Tarefas propostas >>
1) Segundo o texto fornecido, a que andar chegavam os sons da rua?
2) Reproduza, tal como está no texto fornecido, o trecho que vai de "A memória ..." a "ar de escárnio.".

Os sons da rua chegavam-me ao sétimo andar, pela fresta da janela entreaberta, para que o resto deste sol de Outono ainda luminoso e quente ( neste "intermezzo" de regra, de meio de Novembro ), me pudesse inundar a sala.
Breve chegarão os dias escuros, a chuva tamborilará na cobertura do terraço ou escorrerá pelas vidraças.  Breve Dezembro, breve Natal, breve um novo ano ...
E o pingue-pingue do calendário a jorrar dias, datas, anos, numa determinação impiedosa e tirana, sempre irredutível !

O tempo !...

Este tempo que não existe, a empurrar-nos adiante, implacável, na fila imparável em que nos seguimos ...
É uma fila silenciosa, de gentes silenciosas e submissas, em que ninguém ousa contrariar a "ordem normal" .
É uma fila cinzenta, de gentes descoloridas e cinzentas também, que carregam consigo o peso absurdo das memórias ... só das memórias.  Essa, a bagagem que transportamos, enquanto não somos atraiçoados ...
Fernanda Montenegro diz : " Não quero perder a minha memória, porque EU sou a minha memória "!...

A memória ... a nossa identidade, o que nos correlaciona, nos situa, nos refere.
E tão precária, tão a prazo, tão injustamente brincalhona, sempre a olhar-nos com ar de escárnio.
Senhora absoluta dos destinos, algoz de vida, manipuladora da existência ...
Joga de esconde-esconde, trapaceia vezes de mais, ludibria as vontades, desorienta o caminho !
Qual bússola descomandada, qual farol desactivado e imprestável, qual norte sem norte, a memória aliada ao tempo, cria mecanismos e circuitos viciados que conduzem o ser humano a estradas sem luz, a rotundas entontecidas, a túneis escuros sem saída !...

Material de origem >>

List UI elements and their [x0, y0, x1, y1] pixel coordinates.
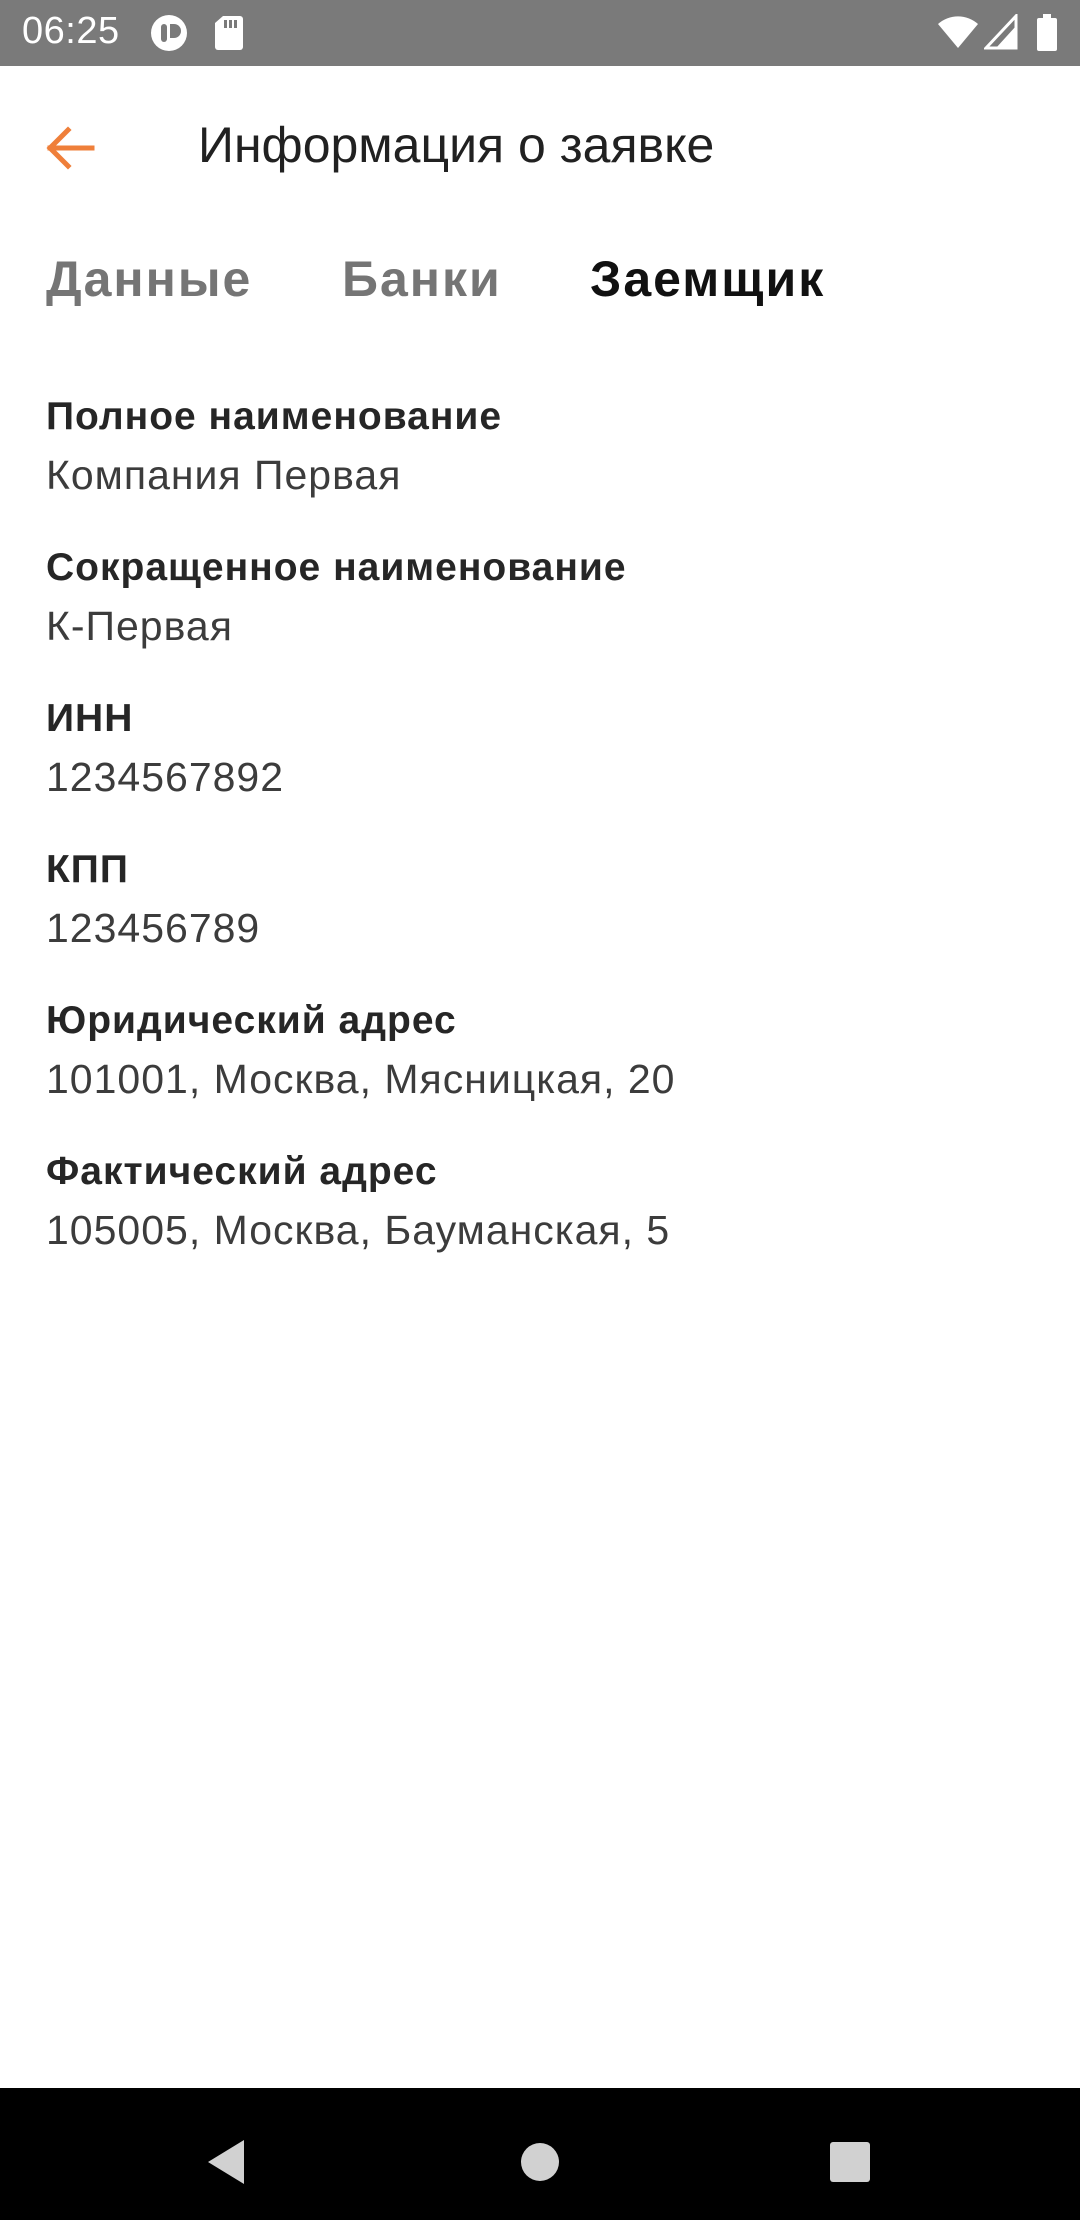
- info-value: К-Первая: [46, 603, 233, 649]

Respostas esperadas >>
1) Ao sétimo andar.

2)
A memória ... a nossa identidade, o que nos correlaciona, nos situa, nos refere.
E tão precária, tão a prazo, tão injustamente brincalhona, sempre a olhar-nos com ar de escárnio.